**** Textauszug ****
Doch die geplante Fusion mit Konkurrent Kaufhof zur Deutschen Warenhaus AG floppt. Damit wird es auch nichts mit Immobilien-Deals für Esch, vermittelt von Goldman Sachs; an ein Konsortium mit der Investmentbank hatte Arcandor-Chef Middelhoff die Immobilien verkauft. Er reduzierte so die Schulden, doch das Tafelsilber war weg. Und jetzt auch die Börsenphantasie. Nun stürzt der Kurs ab, für Schickedanz eine böse Botschaft: Die ersten beiden Kredite hat sie mit Arcandor-Aktien abgesichert. Weil deren Wert rapide sinkt, muss sie nun Luxusimmobilien verpfänden. Unter welchen Umständen dies geschah, ob auf massiven Druck von Esch hin, wie sie behauptet, ist umstritten.

Angeblich hätte Schickedanz 2006 einen größeren Posten ihrer Arcandor-Aktien über Goldman Sachs verkaufen können - mit gehörigem Profit. "Sie hätte sich im Idealfall auf einen Schlag entschulden können", behauptet ein Insider. Sie habe den Verkauf jedoch abgelehnt. Auf den (schlechten) Rat ihrer Einflüsterer hin? Oder weil sie zocken wollte und auf einen noch besseren Kurs hoffte? Sie selbst sagt, gar nicht frei gewesen zu sein.

"Den falschen Leuten vertraut"

Die Geschäfte entwickelten sich jedoch auch für Sal. Oppenheim zum Fiasko. Am Ende übernahm die Bank selbst Aktien von Madeleine Schickedanz und war so Großaktionär bei einer Arcandor AG im Sinkflug. Parallel dazu hatte das Institut Hunderte Millionen Euro Privatkredite an eigene Gesellschafter (für die sich die Staatsanwaltschaft Köln interessiert) ausgereicht, womöglich zu unrechtmäßig günstigen Konditionen. Mit 1,6 Milliarden Euro Miesen in den Büchern geriet Sal. Oppenheim 2009 in Existenznot; der deutsche Staat griff nicht ein, denn inzwischen hatten die Verantwortlichen den Sitz von Köln in einen protzigen Glaspalast nach Luxemburg verlagert. Das Geldhaus wurde von der Deutschen Bank übernommen.
****
● Zu bearbeitende Aufgabe
Übertragen Sie die Passage aus dem Textauszug zu Arcandor und Schickedanz von "Die Geschäfte entwickelten" bis "der Deutschen Bank übernommen." wortgetreu.
**** Daten ****
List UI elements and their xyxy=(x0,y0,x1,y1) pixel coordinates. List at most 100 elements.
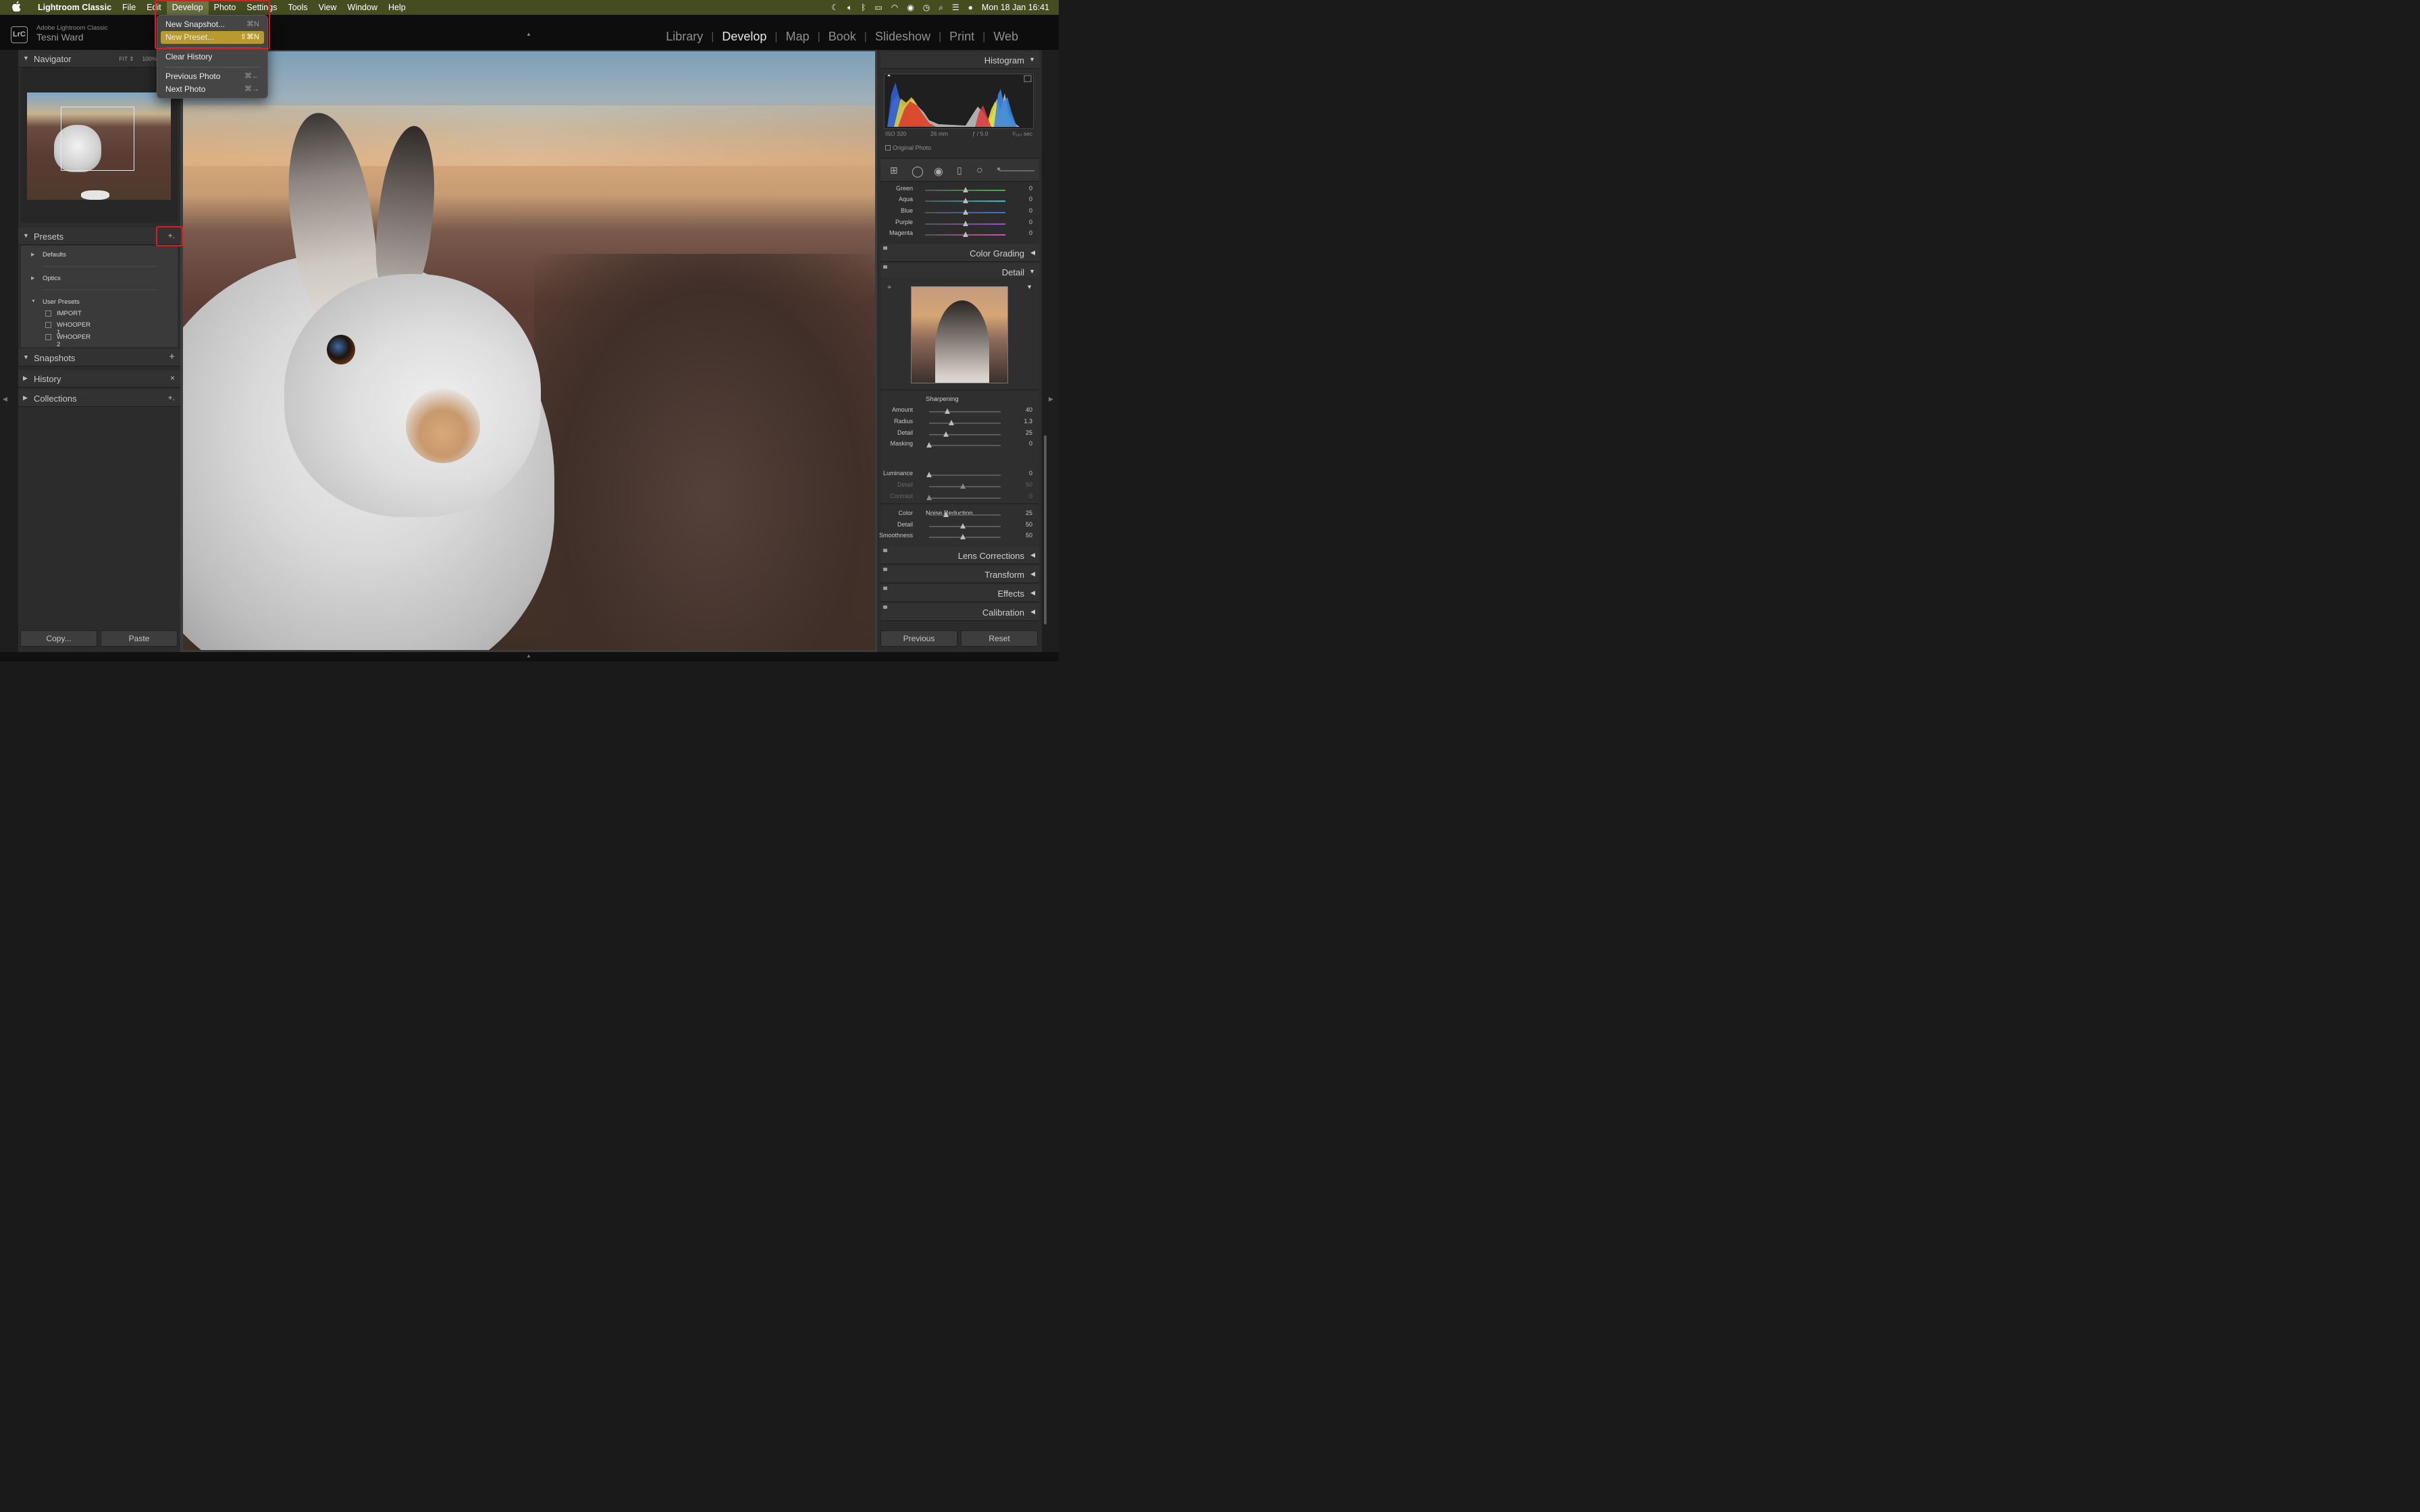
left-panel-edge[interactable]: ◀ xyxy=(0,50,18,652)
panel-switch-icon[interactable] xyxy=(883,587,887,590)
slider-thumb-icon[interactable] xyxy=(963,209,968,215)
healing-icon[interactable]: ◯ xyxy=(912,165,924,178)
slider-value[interactable]: 40 xyxy=(1026,406,1032,413)
apple-icon[interactable] xyxy=(12,1,23,14)
slider-thumb-icon[interactable] xyxy=(943,512,949,517)
slider-thumb-icon[interactable] xyxy=(943,431,949,437)
menu-window[interactable]: Window xyxy=(342,0,383,15)
checkbox-icon[interactable] xyxy=(885,145,891,151)
hsl-slider-row[interactable]: Magenta 0 xyxy=(880,230,1039,240)
slider-thumb-icon[interactable] xyxy=(949,420,954,425)
menu-view[interactable]: View xyxy=(313,0,342,15)
slider-thumb-icon[interactable] xyxy=(945,408,950,414)
slider-value[interactable]: 1.3 xyxy=(1024,418,1032,425)
effects-header[interactable]: Effects ◀ xyxy=(880,585,1039,602)
detail-slider-row[interactable]: Luminance 0 xyxy=(880,470,1039,481)
slider-value[interactable]: 50 xyxy=(1026,521,1032,528)
module-web[interactable]: Web xyxy=(985,30,1026,44)
lens-corrections-header[interactable]: Lens Corrections ◀ xyxy=(880,547,1039,564)
right-panel-scrollbar[interactable] xyxy=(1044,435,1047,624)
masking-icon[interactable]: ▯ xyxy=(957,165,962,176)
calibration-header[interactable]: Calibration ◀ xyxy=(880,603,1039,621)
detail-slider-row[interactable]: Color 25 xyxy=(880,510,1039,520)
volume-icon[interactable]: 🔈︎ xyxy=(847,3,852,13)
menu-item-clear-history[interactable]: Clear History xyxy=(161,51,264,63)
original-photo-checkbox[interactable]: Original Photo xyxy=(885,144,931,151)
radial-filter-icon[interactable]: ○ xyxy=(976,165,983,177)
image-canvas[interactable] xyxy=(180,50,877,652)
slider-thumb-icon[interactable] xyxy=(963,232,968,237)
triangle-down-icon[interactable]: ▼ xyxy=(1026,284,1032,290)
detail-zoom-preview[interactable] xyxy=(911,286,1008,383)
detail-slider-row[interactable]: Detail 25 xyxy=(880,429,1039,440)
history-header[interactable]: ▶ History × xyxy=(18,370,180,387)
panel-switch-icon[interactable] xyxy=(883,549,887,552)
slider-track[interactable] xyxy=(929,411,1001,412)
add-collection-icon[interactable]: +. xyxy=(168,393,175,402)
hsl-value[interactable]: 0 xyxy=(1029,230,1032,236)
slider-track[interactable] xyxy=(929,434,1001,435)
search-icon[interactable]: ⌕ xyxy=(939,3,943,13)
slider-knob-icon[interactable]: ● xyxy=(997,165,1001,173)
filmstrip-toggle-bar[interactable]: ▲ xyxy=(0,652,1059,662)
top-panel-toggle-icon[interactable]: ▲ xyxy=(526,31,531,37)
histogram-header[interactable]: Histogram ▼ xyxy=(880,51,1039,69)
slider-value[interactable]: 0 xyxy=(1029,470,1032,477)
panel-switch-icon[interactable] xyxy=(883,246,887,250)
menu-item-previous-photo[interactable]: Previous Photo ⌘← xyxy=(161,70,264,83)
menu-item-next-photo[interactable]: Next Photo ⌘→ xyxy=(161,83,264,96)
clear-history-icon[interactable]: × xyxy=(170,373,175,383)
preset-group-defaults[interactable]: ▶ Defaults xyxy=(21,250,178,261)
transform-header[interactable]: Transform ◀ xyxy=(880,566,1039,583)
detail-slider-row[interactable]: Contrast 0 xyxy=(880,493,1039,504)
hsl-slider-row[interactable]: Aqua 0 xyxy=(880,196,1039,207)
redeye-icon[interactable]: ◉ xyxy=(934,165,943,178)
panel-switch-icon[interactable] xyxy=(883,265,887,269)
hsl-value[interactable]: 0 xyxy=(1029,207,1032,214)
slider-track[interactable] xyxy=(929,445,1001,446)
reset-button[interactable]: Reset xyxy=(961,630,1038,647)
module-slideshow[interactable]: Slideshow xyxy=(867,30,939,44)
slider-value[interactable]: 50 xyxy=(1026,532,1032,539)
hsl-value[interactable]: 0 xyxy=(1029,185,1032,192)
preset-group-user-presets[interactable]: ▼ User Presets xyxy=(21,297,178,308)
collections-header[interactable]: ▶ Collections +. xyxy=(18,389,180,407)
slider-value[interactable]: 0 xyxy=(1029,493,1032,500)
collapse-right-icon[interactable]: ▶ xyxy=(1049,396,1053,403)
module-print[interactable]: Print xyxy=(941,30,982,44)
menu-help[interactable]: Help xyxy=(383,0,411,15)
hsl-slider-row[interactable]: Green 0 xyxy=(880,185,1039,196)
navigator-header[interactable]: ▼ Navigator FIT ⇕ 100% 2 xyxy=(18,50,180,68)
collapse-left-icon[interactable]: ◀ xyxy=(3,396,7,403)
menubar-datetime[interactable]: Mon 18 Jan 16:41 xyxy=(982,3,1049,12)
hsl-slider-row[interactable]: Purple 0 xyxy=(880,219,1039,230)
module-develop[interactable]: Develop xyxy=(714,30,774,44)
navigator-zoom-100[interactable]: 100% xyxy=(142,55,157,63)
detail-slider-row[interactable]: Detail 50 xyxy=(880,481,1039,492)
slider-thumb-icon[interactable] xyxy=(963,187,968,192)
slider-track[interactable] xyxy=(929,423,1001,424)
color-grading-header[interactable]: Color Grading ◀ xyxy=(880,244,1039,262)
slider-value[interactable]: 50 xyxy=(1026,481,1032,488)
slider-track[interactable] xyxy=(929,514,1001,516)
slider-thumb-icon[interactable] xyxy=(963,221,968,226)
bluetooth-icon[interactable]: ᛒ xyxy=(861,3,866,12)
navigator-view-box[interactable] xyxy=(61,107,134,171)
histogram-graph[interactable] xyxy=(884,74,1034,129)
slider-thumb-icon[interactable] xyxy=(960,534,966,539)
panel-switch-icon[interactable] xyxy=(883,605,887,609)
module-book[interactable]: Book xyxy=(820,30,864,44)
slider-track[interactable] xyxy=(929,475,1001,476)
paste-button[interactable]: Paste xyxy=(101,630,178,647)
control-center-icon[interactable]: ☰ xyxy=(952,3,959,12)
snapshots-header[interactable]: ▼ Snapshots + xyxy=(18,349,180,367)
menu-app-name[interactable]: Lightroom Classic xyxy=(32,0,117,15)
panel-switch-icon[interactable] xyxy=(883,568,887,571)
hsl-slider-row[interactable]: Blue 0 xyxy=(880,207,1039,218)
slider-thumb-icon[interactable] xyxy=(960,523,966,529)
slider-thumb-icon[interactable] xyxy=(926,495,932,500)
slider-value[interactable]: 25 xyxy=(1026,429,1032,436)
battery-icon[interactable]: ▭ xyxy=(874,3,882,12)
previous-button[interactable]: Previous xyxy=(880,630,957,647)
main-photo[interactable] xyxy=(183,51,875,650)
****
● Erwartete Antwort
Die Geschäfte entwickelten sich jedoch auch für Sal. Oppenheim zum Fiasko. Am Ende übernahm die Bank selbst Aktien von Madeleine Schickedanz und war so Großaktionär bei einer Arcandor AG im Sinkflug. Parallel dazu hatte das Institut Hunderte Millionen Euro Privatkredite an eigene Gesellschafter (für die sich die Staatsanwaltschaft Köln interessiert) ausgereicht, womöglich zu unrechtmäßig günstigen Konditionen. Mit 1,6 Milliarden Euro Miesen in den Büchern geriet Sal. Oppenheim 2009 in Existenznot; der deutsche Staat griff nicht ein, denn inzwischen hatten die Verantwortlichen den Sitz von Köln in einen protzigen Glaspalast nach Luxemburg verlagert. Das Geldhaus wurde von der Deutschen Bank übernommen.